_What you should do:_
Write the data out again, character for character, with no images.

_Material shown:_
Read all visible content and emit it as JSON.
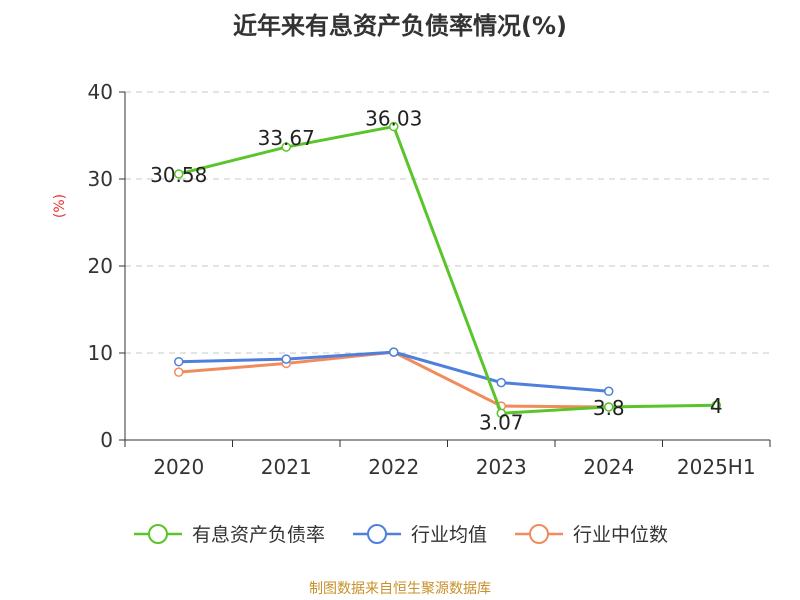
{
  "chart_data": {
    "type": "line",
    "title": "近年来有息资产负债率情况(%)",
    "ylabel": "(%)",
    "xlabel": "",
    "categories": [
      "2020",
      "2021",
      "2022",
      "2023",
      "2024",
      "2025H1"
    ],
    "ylim": [
      0,
      40
    ],
    "yticks": [
      0,
      10,
      20,
      30,
      40
    ],
    "grid": true,
    "legend_position": "bottom",
    "series": [
      {
        "name": "有息资产负债率",
        "color": "#5ac42b",
        "values": [
          30.58,
          33.67,
          36.03,
          3.07,
          3.8,
          4
        ],
        "labels": [
          "30.58",
          "33.67",
          "36.03",
          "3.07",
          "3.8",
          "4"
        ]
      },
      {
        "name": "行业均值",
        "color": "#4f7fdc",
        "values": [
          9.0,
          9.3,
          10.1,
          6.6,
          5.6,
          null
        ]
      },
      {
        "name": "行业中位数",
        "color": "#f28b5c",
        "values": [
          7.8,
          8.8,
          10.1,
          3.9,
          3.8,
          null
        ]
      }
    ]
  },
  "source": "制图数据来自恒生聚源数据库"
}
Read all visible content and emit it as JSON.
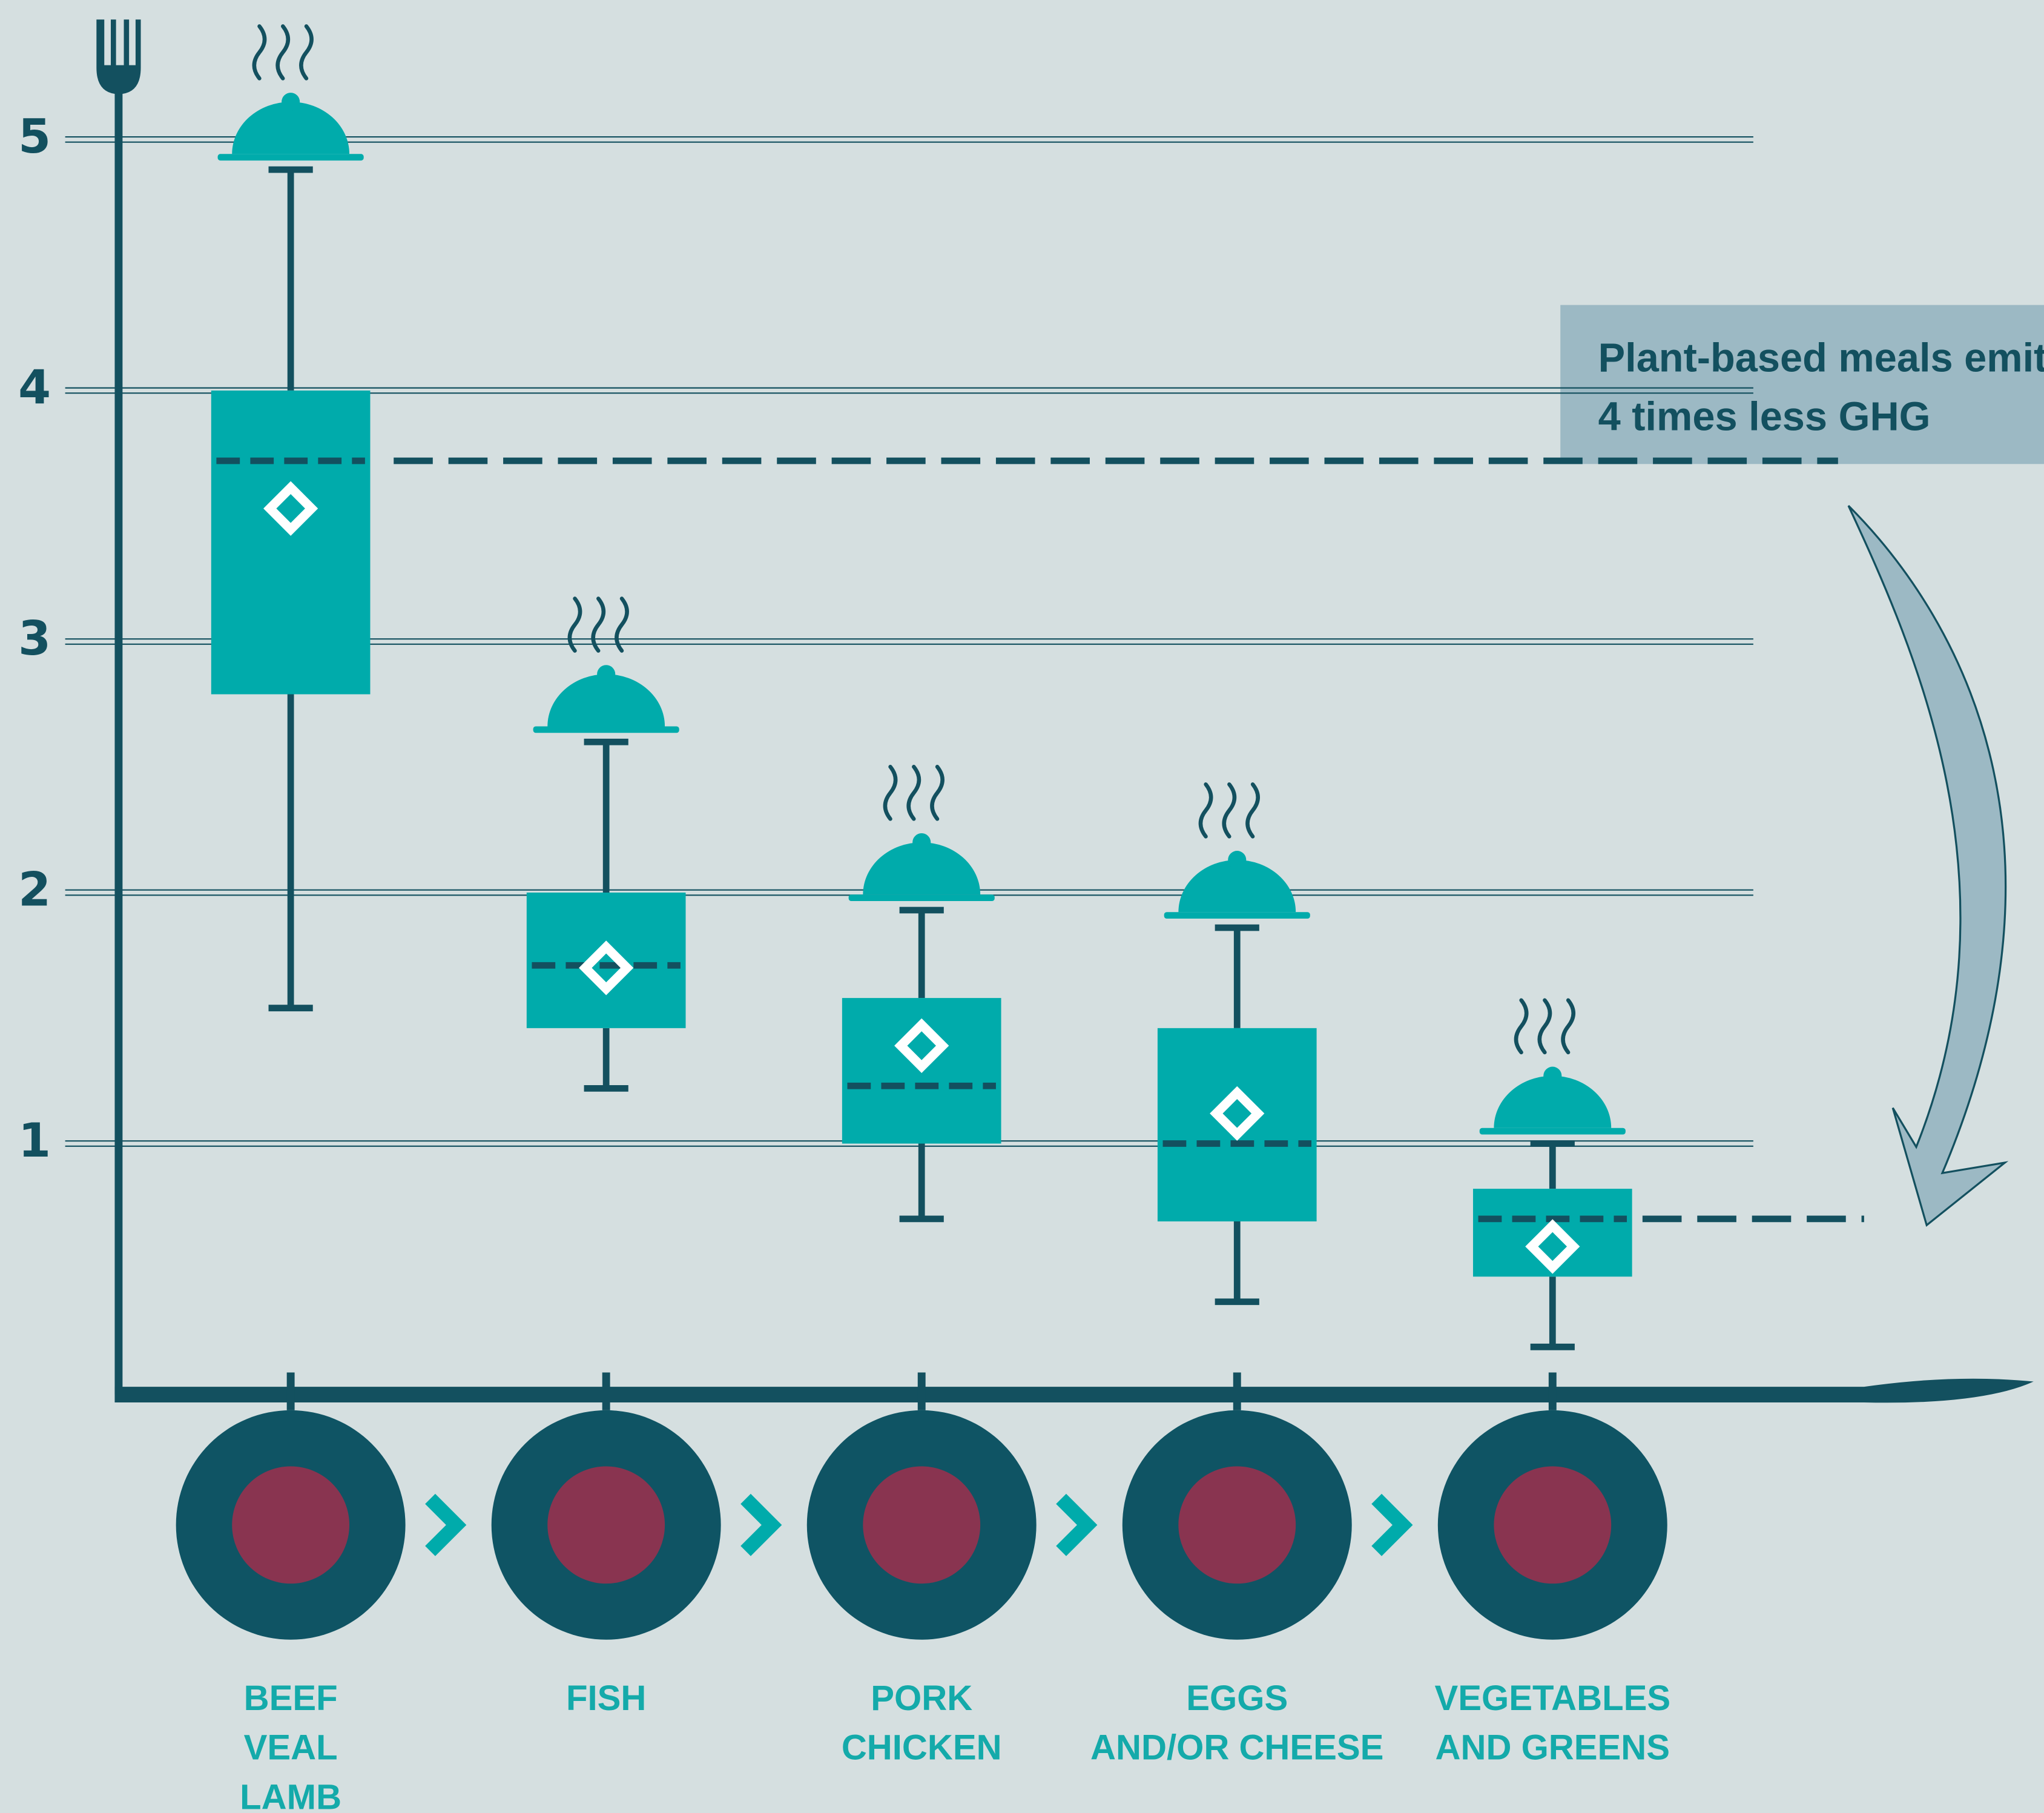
{
  "chart_data": {
    "type": "box",
    "categories": [
      [
        "BEEF",
        "VEAL",
        "LAMB"
      ],
      [
        "FISH"
      ],
      [
        "PORK",
        "CHICKEN"
      ],
      [
        "EGGS",
        "AND/OR CHEESE"
      ],
      [
        "VEGETABLES",
        "AND GREENS"
      ]
    ],
    "min": [
      1.54,
      1.22,
      0.7,
      0.37,
      0.19
    ],
    "q1": [
      2.79,
      1.46,
      1.0,
      0.69,
      0.47
    ],
    "median": [
      3.72,
      1.71,
      1.23,
      1.0,
      0.7
    ],
    "mean": [
      3.53,
      1.7,
      1.39,
      1.12,
      0.59
    ],
    "q3": [
      4.0,
      2.0,
      1.58,
      1.46,
      0.82
    ],
    "max": [
      4.88,
      2.6,
      1.93,
      1.86,
      1.0
    ],
    "color": "#00abab",
    "ylim": [
      0,
      5.4
    ],
    "yticks": [
      1,
      2,
      3,
      4,
      5
    ],
    "grid": true,
    "annotation": [
      "Plant-based meals emit",
      "4 times less GHG"
    ]
  }
}
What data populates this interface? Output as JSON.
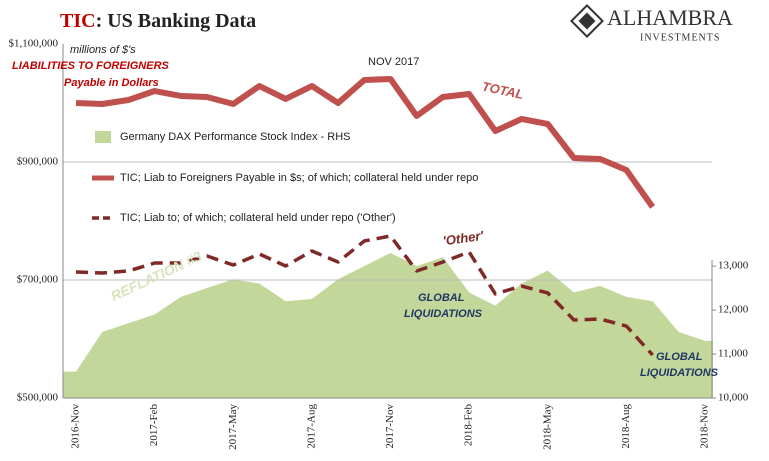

_Response below:_
Read all visible content and emit it as JSON.
{
  "chart_data": {
    "type": "line",
    "title": "近年来有息资产负债率情况(%)",
    "ylabel": "(%)",
    "xlabel": "",
    "categories": [
      "2020",
      "2021",
      "2022",
      "2023",
      "2024",
      "2025H1"
    ],
    "ylim": [
      0,
      40
    ],
    "yticks": [
      0,
      10,
      20,
      30,
      40
    ],
    "grid": true,
    "legend_position": "bottom",
    "series": [
      {
        "name": "有息资产负债率",
        "color": "#5ac42b",
        "values": [
          30.58,
          33.67,
          36.03,
          3.07,
          3.8,
          4
        ],
        "labels": [
          "30.58",
          "33.67",
          "36.03",
          "3.07",
          "3.8",
          "4"
        ]
      },
      {
        "name": "行业均值",
        "color": "#4f7fdc",
        "values": [
          9.0,
          9.3,
          10.1,
          6.6,
          5.6,
          null
        ]
      },
      {
        "name": "行业中位数",
        "color": "#f28b5c",
        "values": [
          7.8,
          8.8,
          10.1,
          3.9,
          3.8,
          null
        ]
      }
    ]
  },
  "source": "制图数据来自恒生聚源数据库"
}
Read all visible content and emit it as JSON.
{
  "chart_data": {
    "type": "box",
    "categories": [
      [
        "BEEF",
        "VEAL",
        "LAMB"
      ],
      [
        "FISH"
      ],
      [
        "PORK",
        "CHICKEN"
      ],
      [
        "EGGS",
        "AND/OR CHEESE"
      ],
      [
        "VEGETABLES",
        "AND GREENS"
      ]
    ],
    "min": [
      1.54,
      1.22,
      0.7,
      0.37,
      0.19
    ],
    "q1": [
      2.79,
      1.46,
      1.0,
      0.69,
      0.47
    ],
    "median": [
      3.72,
      1.71,
      1.23,
      1.0,
      0.7
    ],
    "mean": [
      3.53,
      1.7,
      1.39,
      1.12,
      0.59
    ],
    "q3": [
      4.0,
      2.0,
      1.58,
      1.46,
      0.82
    ],
    "max": [
      4.88,
      2.6,
      1.93,
      1.86,
      1.0
    ],
    "color": "#00abab",
    "ylim": [
      0,
      5.4
    ],
    "yticks": [
      1,
      2,
      3,
      4,
      5
    ],
    "grid": true,
    "annotation": [
      "Plant-based meals emit",
      "4 times less GHG"
    ]
  }
}
What data populates this interface? Output as JSON.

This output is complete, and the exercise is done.